-- START OF MATERIAL SUPPLIED --

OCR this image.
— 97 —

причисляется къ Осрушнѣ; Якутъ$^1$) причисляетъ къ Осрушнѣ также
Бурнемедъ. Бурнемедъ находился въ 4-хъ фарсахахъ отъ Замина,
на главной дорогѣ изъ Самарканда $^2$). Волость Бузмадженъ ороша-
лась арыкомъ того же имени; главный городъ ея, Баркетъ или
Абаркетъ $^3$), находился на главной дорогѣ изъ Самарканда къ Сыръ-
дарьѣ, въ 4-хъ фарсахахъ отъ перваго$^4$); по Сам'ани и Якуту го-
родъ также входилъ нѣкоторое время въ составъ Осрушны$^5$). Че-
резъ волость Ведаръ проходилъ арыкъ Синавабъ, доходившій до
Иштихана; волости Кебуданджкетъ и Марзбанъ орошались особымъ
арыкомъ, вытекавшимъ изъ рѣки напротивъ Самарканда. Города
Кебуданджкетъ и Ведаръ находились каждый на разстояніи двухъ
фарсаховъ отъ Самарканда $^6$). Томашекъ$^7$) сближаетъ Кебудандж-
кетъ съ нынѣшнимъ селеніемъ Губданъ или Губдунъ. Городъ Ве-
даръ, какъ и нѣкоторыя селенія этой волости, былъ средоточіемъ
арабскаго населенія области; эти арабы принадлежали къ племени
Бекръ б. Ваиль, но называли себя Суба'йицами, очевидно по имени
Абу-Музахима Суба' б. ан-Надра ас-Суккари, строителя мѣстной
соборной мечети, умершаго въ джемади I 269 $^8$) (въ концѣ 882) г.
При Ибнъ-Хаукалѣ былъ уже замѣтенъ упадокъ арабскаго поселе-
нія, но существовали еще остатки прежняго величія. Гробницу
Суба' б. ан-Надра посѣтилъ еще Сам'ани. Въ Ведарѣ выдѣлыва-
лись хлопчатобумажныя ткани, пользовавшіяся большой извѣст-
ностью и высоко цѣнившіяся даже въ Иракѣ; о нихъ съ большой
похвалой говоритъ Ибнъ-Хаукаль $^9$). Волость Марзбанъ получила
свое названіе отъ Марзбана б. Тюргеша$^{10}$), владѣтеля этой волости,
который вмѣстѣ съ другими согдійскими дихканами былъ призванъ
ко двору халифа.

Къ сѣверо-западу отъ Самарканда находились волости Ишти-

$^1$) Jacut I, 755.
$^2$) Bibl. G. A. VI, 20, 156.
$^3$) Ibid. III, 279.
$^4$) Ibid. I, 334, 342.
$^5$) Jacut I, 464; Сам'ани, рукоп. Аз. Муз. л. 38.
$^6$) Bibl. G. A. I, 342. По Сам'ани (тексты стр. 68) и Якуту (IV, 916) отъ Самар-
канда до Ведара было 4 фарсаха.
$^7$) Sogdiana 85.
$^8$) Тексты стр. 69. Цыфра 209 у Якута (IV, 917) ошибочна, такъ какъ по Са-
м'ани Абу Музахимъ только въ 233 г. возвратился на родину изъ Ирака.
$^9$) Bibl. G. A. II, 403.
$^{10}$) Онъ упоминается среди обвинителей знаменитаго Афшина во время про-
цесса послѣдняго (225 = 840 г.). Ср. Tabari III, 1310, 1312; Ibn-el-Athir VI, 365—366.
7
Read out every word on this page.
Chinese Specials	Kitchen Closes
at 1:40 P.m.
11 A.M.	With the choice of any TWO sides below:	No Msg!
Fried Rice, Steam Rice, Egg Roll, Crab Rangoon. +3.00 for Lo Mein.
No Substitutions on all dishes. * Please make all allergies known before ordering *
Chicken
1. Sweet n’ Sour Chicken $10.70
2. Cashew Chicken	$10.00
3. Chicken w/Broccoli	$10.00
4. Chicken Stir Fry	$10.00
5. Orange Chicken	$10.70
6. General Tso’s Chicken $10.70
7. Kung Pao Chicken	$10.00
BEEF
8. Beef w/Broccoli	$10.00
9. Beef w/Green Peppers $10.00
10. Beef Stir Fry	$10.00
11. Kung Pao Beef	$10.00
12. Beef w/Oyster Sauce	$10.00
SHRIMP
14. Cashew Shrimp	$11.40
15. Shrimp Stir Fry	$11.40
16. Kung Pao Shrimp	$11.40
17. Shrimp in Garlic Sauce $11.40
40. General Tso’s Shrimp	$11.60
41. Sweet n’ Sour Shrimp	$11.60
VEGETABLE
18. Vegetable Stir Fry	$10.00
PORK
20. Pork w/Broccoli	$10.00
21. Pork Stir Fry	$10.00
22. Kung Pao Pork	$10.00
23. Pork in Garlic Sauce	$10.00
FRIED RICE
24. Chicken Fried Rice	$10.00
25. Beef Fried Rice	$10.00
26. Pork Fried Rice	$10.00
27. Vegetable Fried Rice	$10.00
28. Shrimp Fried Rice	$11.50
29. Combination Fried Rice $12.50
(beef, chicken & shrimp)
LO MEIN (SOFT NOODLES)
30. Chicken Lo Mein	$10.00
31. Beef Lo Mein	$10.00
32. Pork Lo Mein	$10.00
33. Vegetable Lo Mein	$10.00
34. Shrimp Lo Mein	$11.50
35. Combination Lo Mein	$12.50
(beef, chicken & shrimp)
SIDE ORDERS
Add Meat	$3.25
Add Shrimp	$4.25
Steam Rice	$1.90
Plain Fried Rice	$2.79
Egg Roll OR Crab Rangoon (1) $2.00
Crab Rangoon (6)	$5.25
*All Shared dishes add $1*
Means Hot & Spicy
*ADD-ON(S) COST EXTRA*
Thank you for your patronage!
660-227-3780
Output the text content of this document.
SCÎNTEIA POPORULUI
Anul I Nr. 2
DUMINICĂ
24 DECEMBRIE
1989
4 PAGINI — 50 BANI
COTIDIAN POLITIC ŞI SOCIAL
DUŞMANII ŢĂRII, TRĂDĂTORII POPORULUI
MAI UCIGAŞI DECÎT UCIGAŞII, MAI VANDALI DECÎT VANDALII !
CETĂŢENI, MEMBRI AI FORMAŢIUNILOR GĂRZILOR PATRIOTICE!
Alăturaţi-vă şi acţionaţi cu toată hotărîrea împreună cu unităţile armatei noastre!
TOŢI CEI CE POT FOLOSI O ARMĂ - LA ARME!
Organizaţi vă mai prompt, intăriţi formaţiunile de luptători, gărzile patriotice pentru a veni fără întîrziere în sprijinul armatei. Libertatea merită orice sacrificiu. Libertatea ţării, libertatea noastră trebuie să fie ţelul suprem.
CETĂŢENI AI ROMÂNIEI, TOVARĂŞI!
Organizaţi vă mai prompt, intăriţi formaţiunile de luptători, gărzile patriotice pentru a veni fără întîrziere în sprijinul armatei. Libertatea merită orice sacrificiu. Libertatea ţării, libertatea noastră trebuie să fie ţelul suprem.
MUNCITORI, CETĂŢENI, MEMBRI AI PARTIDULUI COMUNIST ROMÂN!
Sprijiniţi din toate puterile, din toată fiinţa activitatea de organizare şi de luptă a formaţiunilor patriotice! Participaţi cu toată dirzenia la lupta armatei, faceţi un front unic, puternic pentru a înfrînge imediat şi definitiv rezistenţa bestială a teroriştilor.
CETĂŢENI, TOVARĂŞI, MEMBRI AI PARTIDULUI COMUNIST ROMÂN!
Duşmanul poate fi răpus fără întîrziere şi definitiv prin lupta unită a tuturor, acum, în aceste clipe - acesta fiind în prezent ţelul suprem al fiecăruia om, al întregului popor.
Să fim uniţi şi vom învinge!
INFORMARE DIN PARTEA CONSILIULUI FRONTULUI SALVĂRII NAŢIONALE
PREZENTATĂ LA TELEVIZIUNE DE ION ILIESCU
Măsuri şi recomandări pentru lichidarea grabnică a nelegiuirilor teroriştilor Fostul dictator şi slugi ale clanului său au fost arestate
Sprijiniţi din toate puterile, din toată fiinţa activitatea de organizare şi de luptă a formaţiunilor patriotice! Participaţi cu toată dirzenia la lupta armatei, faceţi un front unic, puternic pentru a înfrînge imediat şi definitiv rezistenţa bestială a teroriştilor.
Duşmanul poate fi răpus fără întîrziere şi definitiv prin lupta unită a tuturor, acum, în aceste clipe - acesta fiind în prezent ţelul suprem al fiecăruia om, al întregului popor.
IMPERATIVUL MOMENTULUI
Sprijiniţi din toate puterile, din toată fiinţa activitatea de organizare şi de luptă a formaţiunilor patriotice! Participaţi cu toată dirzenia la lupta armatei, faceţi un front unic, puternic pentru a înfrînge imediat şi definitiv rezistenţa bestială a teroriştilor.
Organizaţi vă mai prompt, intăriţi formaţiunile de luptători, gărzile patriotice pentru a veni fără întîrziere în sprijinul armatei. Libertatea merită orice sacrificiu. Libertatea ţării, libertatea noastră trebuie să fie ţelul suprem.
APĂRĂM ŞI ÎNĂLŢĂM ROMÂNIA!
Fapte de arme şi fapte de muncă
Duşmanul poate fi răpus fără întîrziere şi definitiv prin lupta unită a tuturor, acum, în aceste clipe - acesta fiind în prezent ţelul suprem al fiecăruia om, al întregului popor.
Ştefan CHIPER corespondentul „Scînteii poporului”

-- END OF MATERIAL SUPPLIED --

# WHAT YOU NEED TO DO
Select and copy each line from the data that includes the word "время".

# ANSWER
родъ также входилъ нѣкоторое время въ составъ Осрушны$^5$). Че-
$^{10}$) Онъ упоминается среди обвинителей знаменитаго Афшина во время про-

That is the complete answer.